**Requirements**
Check each line below for "name" and report how many have it, nothing else.

---------- Records to use ----------

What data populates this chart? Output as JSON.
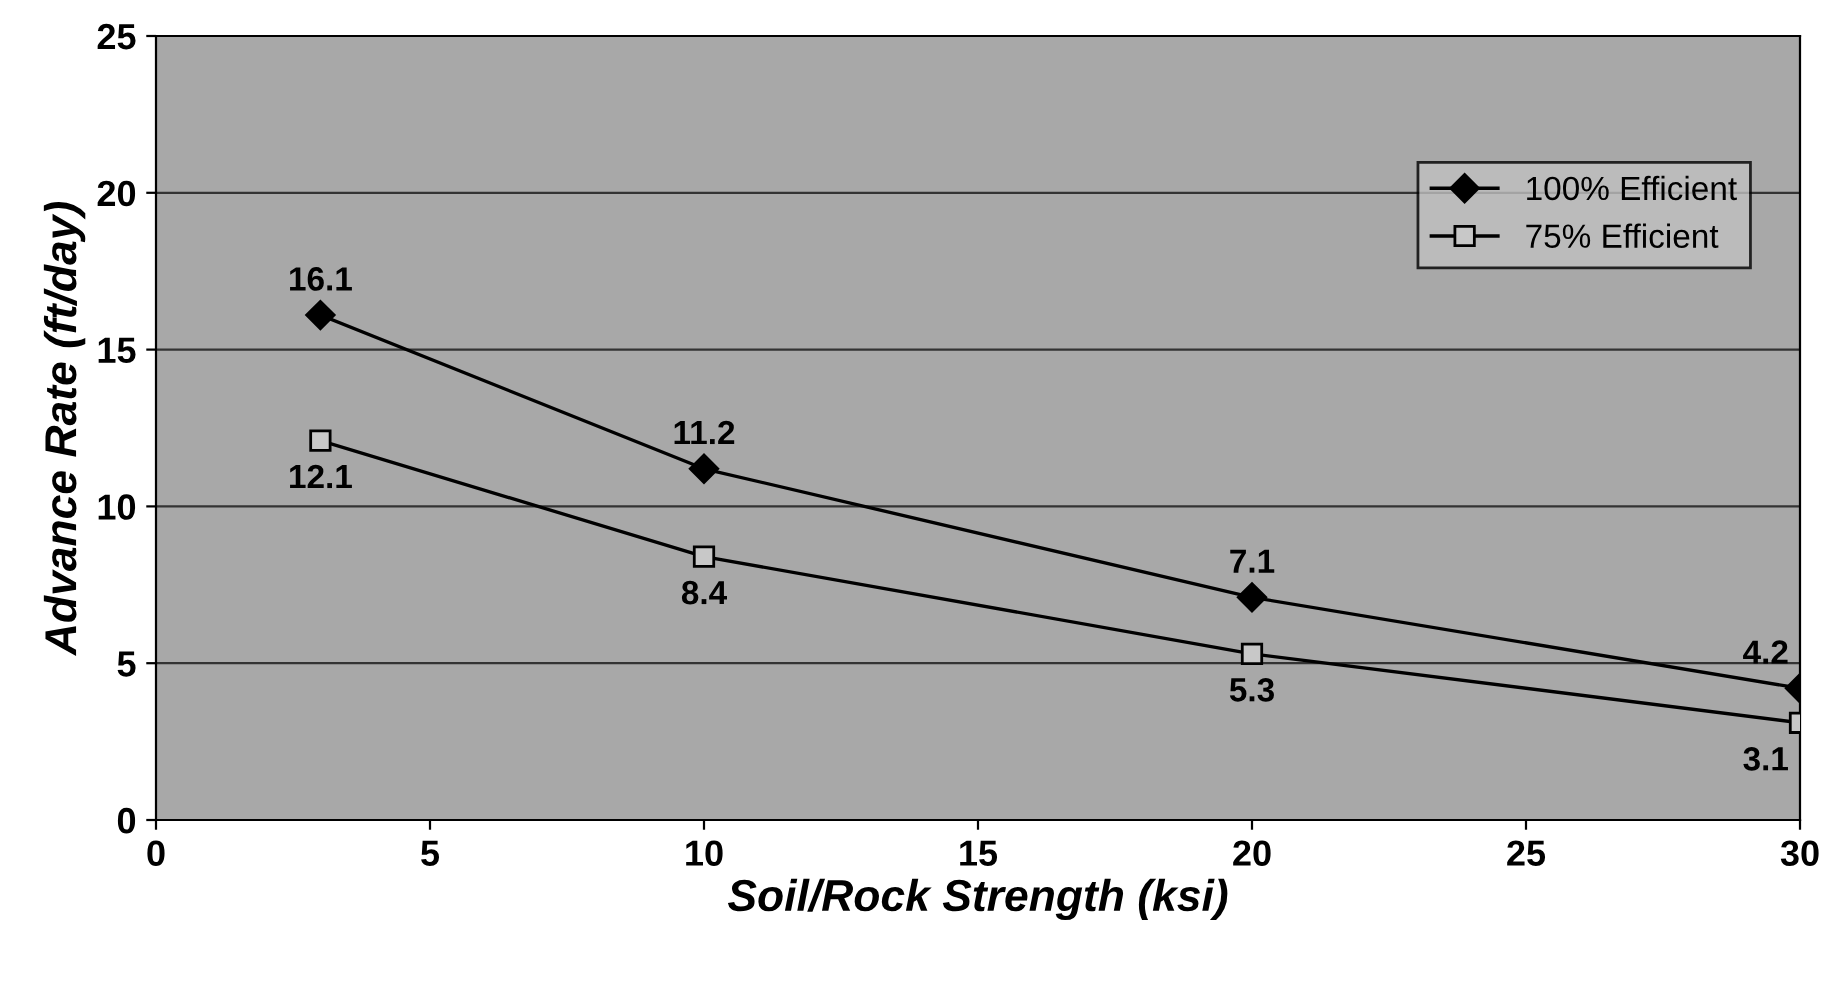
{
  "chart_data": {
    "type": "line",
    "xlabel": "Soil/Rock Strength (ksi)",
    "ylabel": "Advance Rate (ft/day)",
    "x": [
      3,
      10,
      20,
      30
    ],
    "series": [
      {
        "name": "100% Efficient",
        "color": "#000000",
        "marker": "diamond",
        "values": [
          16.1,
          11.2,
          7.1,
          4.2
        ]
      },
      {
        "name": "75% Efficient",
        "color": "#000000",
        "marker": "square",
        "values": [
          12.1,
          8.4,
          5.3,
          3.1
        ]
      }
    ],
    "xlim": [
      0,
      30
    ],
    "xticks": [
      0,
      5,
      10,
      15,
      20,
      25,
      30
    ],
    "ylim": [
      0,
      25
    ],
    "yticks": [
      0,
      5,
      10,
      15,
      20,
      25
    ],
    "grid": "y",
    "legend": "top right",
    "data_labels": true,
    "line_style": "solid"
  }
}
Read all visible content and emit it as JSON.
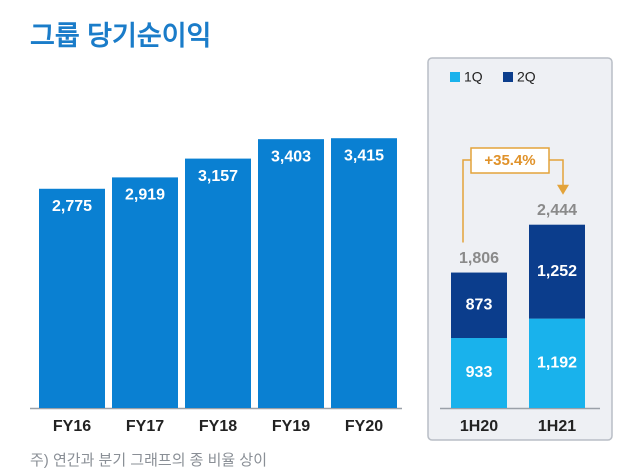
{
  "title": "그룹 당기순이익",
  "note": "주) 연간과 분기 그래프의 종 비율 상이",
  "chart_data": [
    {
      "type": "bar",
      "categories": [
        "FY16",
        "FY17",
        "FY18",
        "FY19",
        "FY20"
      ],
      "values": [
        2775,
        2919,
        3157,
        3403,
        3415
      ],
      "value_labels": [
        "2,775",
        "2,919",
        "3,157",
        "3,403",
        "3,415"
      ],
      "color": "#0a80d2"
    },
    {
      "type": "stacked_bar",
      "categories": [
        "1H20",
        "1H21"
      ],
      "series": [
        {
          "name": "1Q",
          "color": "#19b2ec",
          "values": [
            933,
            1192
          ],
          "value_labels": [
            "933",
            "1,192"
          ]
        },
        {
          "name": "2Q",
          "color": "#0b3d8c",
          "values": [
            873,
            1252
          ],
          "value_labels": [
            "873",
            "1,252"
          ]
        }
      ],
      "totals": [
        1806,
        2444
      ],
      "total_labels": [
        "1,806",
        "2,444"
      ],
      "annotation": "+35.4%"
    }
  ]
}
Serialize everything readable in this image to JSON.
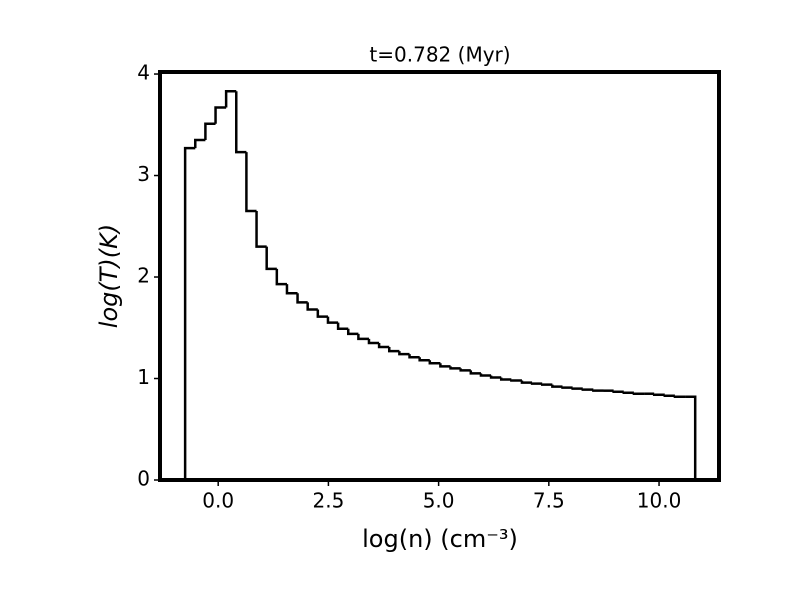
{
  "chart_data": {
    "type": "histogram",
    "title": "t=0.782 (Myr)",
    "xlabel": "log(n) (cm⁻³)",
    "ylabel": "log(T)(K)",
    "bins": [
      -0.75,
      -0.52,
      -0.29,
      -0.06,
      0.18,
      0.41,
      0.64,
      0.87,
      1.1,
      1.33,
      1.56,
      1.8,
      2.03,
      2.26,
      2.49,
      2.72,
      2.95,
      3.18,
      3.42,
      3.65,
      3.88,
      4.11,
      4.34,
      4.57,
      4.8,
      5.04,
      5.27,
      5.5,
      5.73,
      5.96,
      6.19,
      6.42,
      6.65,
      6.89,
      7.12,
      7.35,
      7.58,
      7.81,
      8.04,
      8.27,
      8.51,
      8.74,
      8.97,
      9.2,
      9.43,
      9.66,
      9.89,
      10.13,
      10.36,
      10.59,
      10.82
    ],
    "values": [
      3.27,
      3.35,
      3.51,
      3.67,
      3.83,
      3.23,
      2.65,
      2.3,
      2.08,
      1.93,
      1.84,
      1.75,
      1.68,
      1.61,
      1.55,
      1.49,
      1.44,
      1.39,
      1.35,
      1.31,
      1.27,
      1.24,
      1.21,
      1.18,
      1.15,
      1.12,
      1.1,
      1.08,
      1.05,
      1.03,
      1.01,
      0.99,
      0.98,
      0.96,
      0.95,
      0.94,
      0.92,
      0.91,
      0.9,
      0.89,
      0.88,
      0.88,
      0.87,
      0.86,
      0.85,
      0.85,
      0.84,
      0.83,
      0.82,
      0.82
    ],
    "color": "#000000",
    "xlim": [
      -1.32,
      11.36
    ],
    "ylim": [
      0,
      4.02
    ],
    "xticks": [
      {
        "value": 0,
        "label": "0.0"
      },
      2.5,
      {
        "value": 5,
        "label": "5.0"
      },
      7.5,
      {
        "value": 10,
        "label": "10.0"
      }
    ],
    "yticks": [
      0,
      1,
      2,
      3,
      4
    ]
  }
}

----------

**Full response**
4